**WHAT YOU HAVE TO DO:**
Set down, exactly as written, the lines from the line holding "Enumerate this screenshot's" to the end of the data, inclusive, skipping any pictures.

— start DATA SHOWN —

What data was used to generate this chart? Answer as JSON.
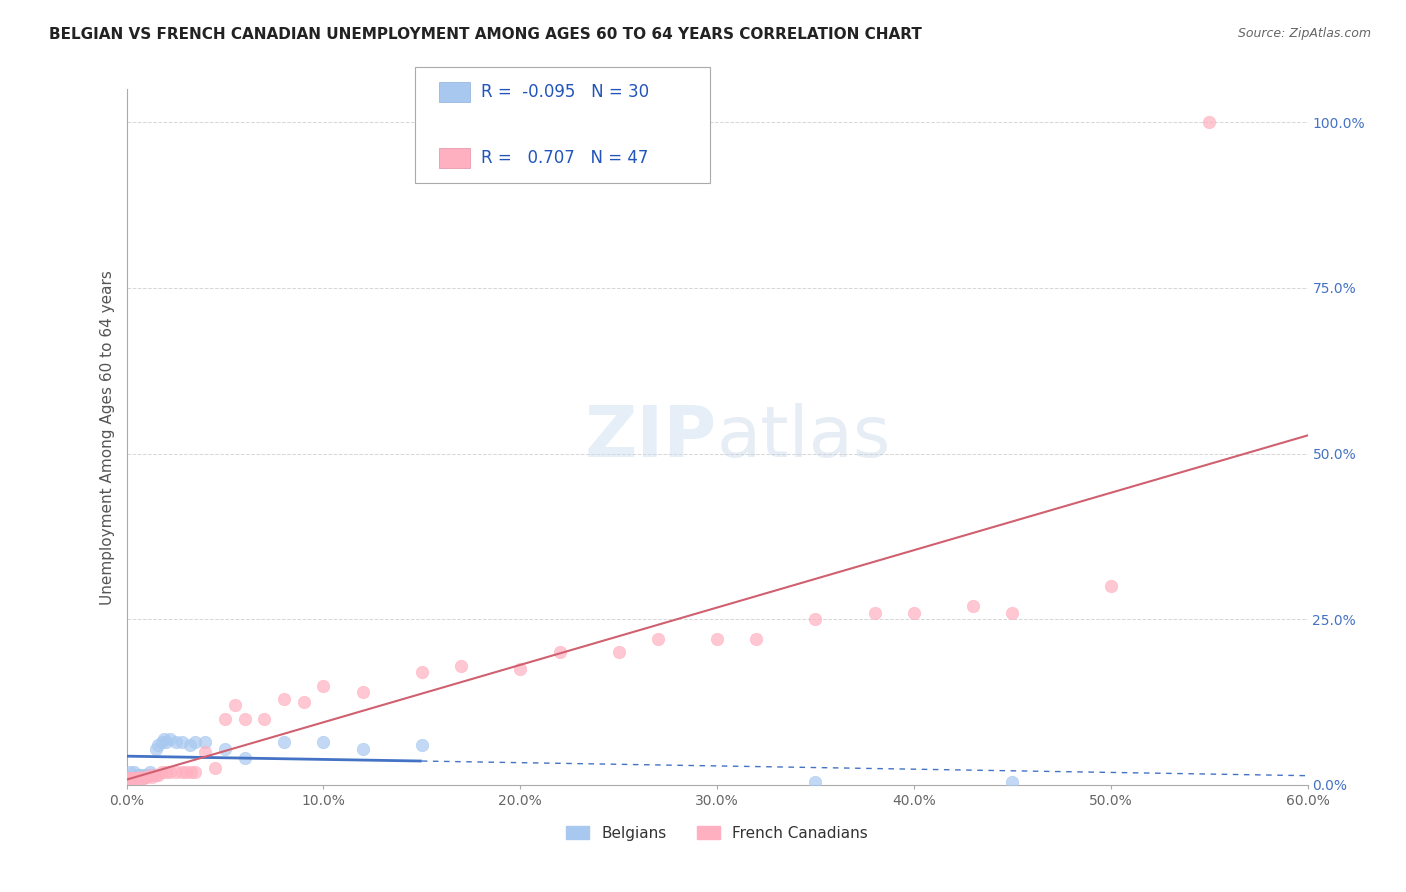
{
  "title": "BELGIAN VS FRENCH CANADIAN UNEMPLOYMENT AMONG AGES 60 TO 64 YEARS CORRELATION CHART",
  "source": "Source: ZipAtlas.com",
  "ylabel": "Unemployment Among Ages 60 to 64 years",
  "xlim": [
    0.0,
    0.6
  ],
  "ylim": [
    0.0,
    1.05
  ],
  "yticks_right": [
    0.0,
    0.25,
    0.5,
    0.75,
    1.0
  ],
  "yticklabels_right": [
    "0.0%",
    "25.0%",
    "50.0%",
    "75.0%",
    "100.0%"
  ],
  "grid_color": "#cccccc",
  "background_color": "#ffffff",
  "belgians_color": "#a8c8f0",
  "french_color": "#ffb0c0",
  "belgians_line_color": "#4472C4",
  "french_line_color": "#d06070",
  "legend_R_belgians": "-0.095",
  "legend_N_belgians": "30",
  "legend_R_french": "0.707",
  "legend_N_french": "47",
  "belgians_x": [
    0.002,
    0.003,
    0.004,
    0.005,
    0.006,
    0.007,
    0.008,
    0.009,
    0.01,
    0.012,
    0.013,
    0.015,
    0.016,
    0.018,
    0.019,
    0.02,
    0.022,
    0.025,
    0.028,
    0.032,
    0.035,
    0.04,
    0.05,
    0.06,
    0.08,
    0.1,
    0.12,
    0.15,
    0.35,
    0.45
  ],
  "belgians_y": [
    0.02,
    0.01,
    0.02,
    0.01,
    0.015,
    0.015,
    0.01,
    0.015,
    0.015,
    0.02,
    0.015,
    0.055,
    0.06,
    0.065,
    0.07,
    0.065,
    0.07,
    0.065,
    0.065,
    0.06,
    0.065,
    0.065,
    0.055,
    0.04,
    0.065,
    0.065,
    0.055,
    0.06,
    0.005,
    0.005
  ],
  "french_x": [
    0.0,
    0.002,
    0.003,
    0.004,
    0.005,
    0.006,
    0.007,
    0.008,
    0.009,
    0.01,
    0.012,
    0.013,
    0.015,
    0.016,
    0.018,
    0.02,
    0.022,
    0.025,
    0.028,
    0.03,
    0.033,
    0.035,
    0.04,
    0.045,
    0.05,
    0.055,
    0.06,
    0.07,
    0.08,
    0.09,
    0.1,
    0.12,
    0.15,
    0.17,
    0.2,
    0.22,
    0.25,
    0.27,
    0.3,
    0.32,
    0.35,
    0.38,
    0.4,
    0.43,
    0.45,
    0.5,
    0.55
  ],
  "french_y": [
    0.01,
    0.01,
    0.01,
    0.01,
    0.01,
    0.01,
    0.012,
    0.01,
    0.01,
    0.012,
    0.015,
    0.012,
    0.015,
    0.015,
    0.02,
    0.02,
    0.02,
    0.02,
    0.02,
    0.02,
    0.02,
    0.02,
    0.05,
    0.025,
    0.1,
    0.12,
    0.1,
    0.1,
    0.13,
    0.125,
    0.15,
    0.14,
    0.17,
    0.18,
    0.175,
    0.2,
    0.2,
    0.22,
    0.22,
    0.22,
    0.25,
    0.26,
    0.26,
    0.27,
    0.26,
    0.3,
    1.0
  ],
  "title_fontsize": 11,
  "source_fontsize": 9,
  "ylabel_fontsize": 11,
  "tick_fontsize": 10,
  "legend_fontsize": 12,
  "scatter_size": 80
}
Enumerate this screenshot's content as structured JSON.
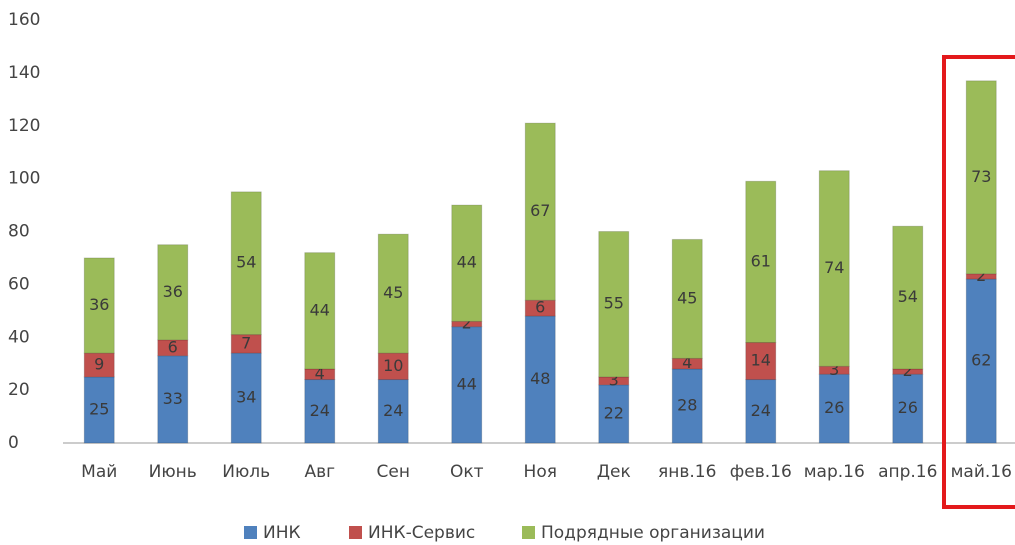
{
  "chart_data": {
    "type": "stacked-bar",
    "categories": [
      "Май",
      "Июнь",
      "Июль",
      "Авг",
      "Сен",
      "Окт",
      "Ноя",
      "Дек",
      "янв.16",
      "фев.16",
      "мар.16",
      "апр.16",
      "май.16"
    ],
    "series": [
      {
        "name": "ИНК",
        "color": "#4f81bd",
        "values": [
          25,
          33,
          34,
          24,
          24,
          44,
          48,
          22,
          28,
          24,
          26,
          26,
          62
        ]
      },
      {
        "name": "ИНК-Сервис",
        "color": "#c0504d",
        "values": [
          9,
          6,
          7,
          4,
          10,
          2,
          6,
          3,
          4,
          14,
          3,
          2,
          2
        ]
      },
      {
        "name": "Подрядные организации",
        "color": "#9bbb59",
        "values": [
          36,
          36,
          54,
          44,
          45,
          44,
          67,
          55,
          45,
          61,
          74,
          54,
          73
        ]
      }
    ],
    "ylim": [
      0,
      160
    ],
    "yticks": [
      0,
      20,
      40,
      60,
      80,
      100,
      120,
      140,
      160
    ],
    "grid": false,
    "legend": "bottom"
  }
}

— end DATA SHOWN —

**REPLY:**
Enumerate this screenshot's content as structured JSON.
{
  "chart_data": {
    "type": "stacked-bar",
    "categories": [
      "Май",
      "Июнь",
      "Июль",
      "Авг",
      "Сен",
      "Окт",
      "Ноя",
      "Дек",
      "янв.16",
      "фев.16",
      "мар.16",
      "апр.16",
      "май.16"
    ],
    "series": [
      {
        "name": "ИНК",
        "color": "#4f81bd",
        "values": [
          25,
          33,
          34,
          24,
          24,
          44,
          48,
          22,
          28,
          24,
          26,
          26,
          62
        ]
      },
      {
        "name": "ИНК-Сервис",
        "color": "#c0504d",
        "values": [
          9,
          6,
          7,
          4,
          10,
          2,
          6,
          3,
          4,
          14,
          3,
          2,
          2
        ]
      },
      {
        "name": "Подрядные организации",
        "color": "#9bbb59",
        "values": [
          36,
          36,
          54,
          44,
          45,
          44,
          67,
          55,
          45,
          61,
          74,
          54,
          73
        ]
      }
    ],
    "ylim": [
      0,
      160
    ],
    "yticks": [
      0,
      20,
      40,
      60,
      80,
      100,
      120,
      140,
      160
    ],
    "grid": false,
    "legend": "bottom"
  }
}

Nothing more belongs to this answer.